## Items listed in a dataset
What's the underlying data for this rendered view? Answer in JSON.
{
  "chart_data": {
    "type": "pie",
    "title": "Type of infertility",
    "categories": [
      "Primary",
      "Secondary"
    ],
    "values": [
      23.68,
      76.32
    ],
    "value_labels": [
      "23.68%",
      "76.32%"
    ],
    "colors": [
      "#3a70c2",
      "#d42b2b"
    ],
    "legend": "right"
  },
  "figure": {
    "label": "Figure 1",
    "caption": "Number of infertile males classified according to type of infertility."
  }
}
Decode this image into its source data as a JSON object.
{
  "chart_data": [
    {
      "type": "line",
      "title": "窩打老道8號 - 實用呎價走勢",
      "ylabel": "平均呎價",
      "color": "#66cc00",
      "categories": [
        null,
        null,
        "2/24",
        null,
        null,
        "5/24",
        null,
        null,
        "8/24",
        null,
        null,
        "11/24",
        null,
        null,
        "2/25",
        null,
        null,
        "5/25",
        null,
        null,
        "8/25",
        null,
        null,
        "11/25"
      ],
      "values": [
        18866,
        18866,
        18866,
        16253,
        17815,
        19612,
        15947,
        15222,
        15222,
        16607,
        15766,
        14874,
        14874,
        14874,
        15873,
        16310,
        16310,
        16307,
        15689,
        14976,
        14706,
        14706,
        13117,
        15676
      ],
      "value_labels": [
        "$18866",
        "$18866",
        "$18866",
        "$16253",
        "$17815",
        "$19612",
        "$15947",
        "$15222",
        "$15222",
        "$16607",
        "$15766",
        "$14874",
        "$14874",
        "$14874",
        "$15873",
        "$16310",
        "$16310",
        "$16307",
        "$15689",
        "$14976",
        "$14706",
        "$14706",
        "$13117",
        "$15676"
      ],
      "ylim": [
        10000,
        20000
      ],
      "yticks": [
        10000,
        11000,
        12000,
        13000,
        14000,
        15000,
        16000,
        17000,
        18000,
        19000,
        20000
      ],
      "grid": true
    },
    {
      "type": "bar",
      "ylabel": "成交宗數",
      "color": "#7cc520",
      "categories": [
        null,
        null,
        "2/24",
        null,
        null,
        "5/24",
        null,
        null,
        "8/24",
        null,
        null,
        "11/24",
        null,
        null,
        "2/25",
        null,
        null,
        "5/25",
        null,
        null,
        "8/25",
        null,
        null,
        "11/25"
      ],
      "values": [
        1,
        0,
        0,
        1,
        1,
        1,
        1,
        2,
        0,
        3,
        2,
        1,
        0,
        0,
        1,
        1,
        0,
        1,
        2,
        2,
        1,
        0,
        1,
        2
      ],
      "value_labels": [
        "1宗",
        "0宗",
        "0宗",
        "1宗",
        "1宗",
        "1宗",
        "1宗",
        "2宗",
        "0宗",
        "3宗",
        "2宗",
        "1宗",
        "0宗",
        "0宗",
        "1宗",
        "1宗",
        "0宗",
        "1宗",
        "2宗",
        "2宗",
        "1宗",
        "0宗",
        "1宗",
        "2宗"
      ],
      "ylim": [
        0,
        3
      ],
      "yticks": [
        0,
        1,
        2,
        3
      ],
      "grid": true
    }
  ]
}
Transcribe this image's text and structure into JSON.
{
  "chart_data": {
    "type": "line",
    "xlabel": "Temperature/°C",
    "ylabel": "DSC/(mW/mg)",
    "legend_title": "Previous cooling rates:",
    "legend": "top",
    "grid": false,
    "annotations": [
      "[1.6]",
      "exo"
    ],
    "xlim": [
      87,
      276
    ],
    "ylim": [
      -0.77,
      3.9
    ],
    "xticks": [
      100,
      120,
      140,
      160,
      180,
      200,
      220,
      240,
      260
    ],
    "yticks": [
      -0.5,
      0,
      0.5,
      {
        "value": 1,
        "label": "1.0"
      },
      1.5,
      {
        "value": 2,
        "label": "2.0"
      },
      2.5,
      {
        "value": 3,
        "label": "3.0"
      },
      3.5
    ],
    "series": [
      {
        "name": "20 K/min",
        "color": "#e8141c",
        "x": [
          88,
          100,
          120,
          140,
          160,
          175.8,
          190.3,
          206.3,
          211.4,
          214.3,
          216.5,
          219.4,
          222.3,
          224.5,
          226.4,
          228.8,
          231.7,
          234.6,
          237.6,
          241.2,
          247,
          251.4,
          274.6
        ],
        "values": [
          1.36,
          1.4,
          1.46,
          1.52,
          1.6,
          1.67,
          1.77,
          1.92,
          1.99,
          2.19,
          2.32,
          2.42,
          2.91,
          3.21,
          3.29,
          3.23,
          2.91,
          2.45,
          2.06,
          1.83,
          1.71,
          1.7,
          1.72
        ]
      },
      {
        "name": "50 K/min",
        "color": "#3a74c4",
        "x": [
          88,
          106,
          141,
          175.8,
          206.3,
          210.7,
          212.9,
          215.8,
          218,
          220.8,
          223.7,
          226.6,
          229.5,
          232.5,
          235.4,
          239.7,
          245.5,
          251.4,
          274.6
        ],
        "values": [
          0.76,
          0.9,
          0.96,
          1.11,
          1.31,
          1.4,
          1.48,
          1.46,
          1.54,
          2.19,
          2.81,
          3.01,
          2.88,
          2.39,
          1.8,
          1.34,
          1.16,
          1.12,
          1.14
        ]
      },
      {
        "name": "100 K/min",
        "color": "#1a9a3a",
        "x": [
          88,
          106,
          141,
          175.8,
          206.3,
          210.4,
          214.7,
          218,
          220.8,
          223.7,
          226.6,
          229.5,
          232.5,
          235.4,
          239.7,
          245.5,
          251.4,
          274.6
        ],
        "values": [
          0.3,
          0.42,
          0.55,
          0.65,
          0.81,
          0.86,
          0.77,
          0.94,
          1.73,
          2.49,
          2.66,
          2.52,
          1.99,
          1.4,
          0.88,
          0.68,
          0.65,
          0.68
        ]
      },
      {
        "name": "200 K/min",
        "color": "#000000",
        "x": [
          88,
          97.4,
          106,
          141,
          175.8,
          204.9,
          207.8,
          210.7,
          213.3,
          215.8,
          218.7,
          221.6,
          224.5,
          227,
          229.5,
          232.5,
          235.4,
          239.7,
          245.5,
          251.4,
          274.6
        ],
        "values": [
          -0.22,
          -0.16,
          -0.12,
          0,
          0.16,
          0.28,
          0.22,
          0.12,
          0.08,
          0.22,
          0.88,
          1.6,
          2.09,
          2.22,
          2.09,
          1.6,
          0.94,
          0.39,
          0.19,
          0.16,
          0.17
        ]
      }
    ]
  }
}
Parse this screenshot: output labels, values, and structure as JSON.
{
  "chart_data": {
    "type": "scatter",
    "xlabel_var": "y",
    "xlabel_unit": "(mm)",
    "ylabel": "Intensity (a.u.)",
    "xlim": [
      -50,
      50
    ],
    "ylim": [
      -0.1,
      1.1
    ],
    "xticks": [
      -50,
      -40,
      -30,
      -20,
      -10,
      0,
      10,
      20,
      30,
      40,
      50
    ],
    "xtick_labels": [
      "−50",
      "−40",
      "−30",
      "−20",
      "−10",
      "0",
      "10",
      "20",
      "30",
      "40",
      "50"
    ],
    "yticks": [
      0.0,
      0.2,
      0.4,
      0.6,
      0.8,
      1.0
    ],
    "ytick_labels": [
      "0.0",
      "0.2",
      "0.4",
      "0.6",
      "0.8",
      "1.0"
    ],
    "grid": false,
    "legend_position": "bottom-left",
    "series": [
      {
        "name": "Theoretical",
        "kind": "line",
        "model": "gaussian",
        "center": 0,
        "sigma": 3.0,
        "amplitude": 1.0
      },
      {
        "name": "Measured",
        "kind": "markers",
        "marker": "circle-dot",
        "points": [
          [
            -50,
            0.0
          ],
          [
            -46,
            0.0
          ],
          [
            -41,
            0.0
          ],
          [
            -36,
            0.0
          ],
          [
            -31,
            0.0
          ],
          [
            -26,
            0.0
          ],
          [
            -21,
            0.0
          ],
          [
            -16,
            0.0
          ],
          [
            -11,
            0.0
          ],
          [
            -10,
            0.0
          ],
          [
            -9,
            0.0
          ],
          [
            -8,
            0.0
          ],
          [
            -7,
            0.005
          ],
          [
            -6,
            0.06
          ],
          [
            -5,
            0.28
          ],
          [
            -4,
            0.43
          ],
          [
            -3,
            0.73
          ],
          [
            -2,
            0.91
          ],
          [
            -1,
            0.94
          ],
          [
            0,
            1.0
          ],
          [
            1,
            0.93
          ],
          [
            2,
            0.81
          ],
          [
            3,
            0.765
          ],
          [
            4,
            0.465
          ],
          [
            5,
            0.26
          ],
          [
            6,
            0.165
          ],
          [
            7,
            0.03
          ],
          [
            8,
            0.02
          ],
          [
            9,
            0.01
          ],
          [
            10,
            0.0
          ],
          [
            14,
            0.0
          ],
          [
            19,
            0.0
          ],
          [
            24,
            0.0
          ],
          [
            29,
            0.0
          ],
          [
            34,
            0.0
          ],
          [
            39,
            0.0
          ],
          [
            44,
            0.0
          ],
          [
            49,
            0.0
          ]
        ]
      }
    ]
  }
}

## PROBLEM
Single out each line of the records above with the string "infertility" in it, and copy it.

## RESPONSE BELOW
    "title": "Type of infertility",
    "caption": "Number of infertile males classified according to type of infertility."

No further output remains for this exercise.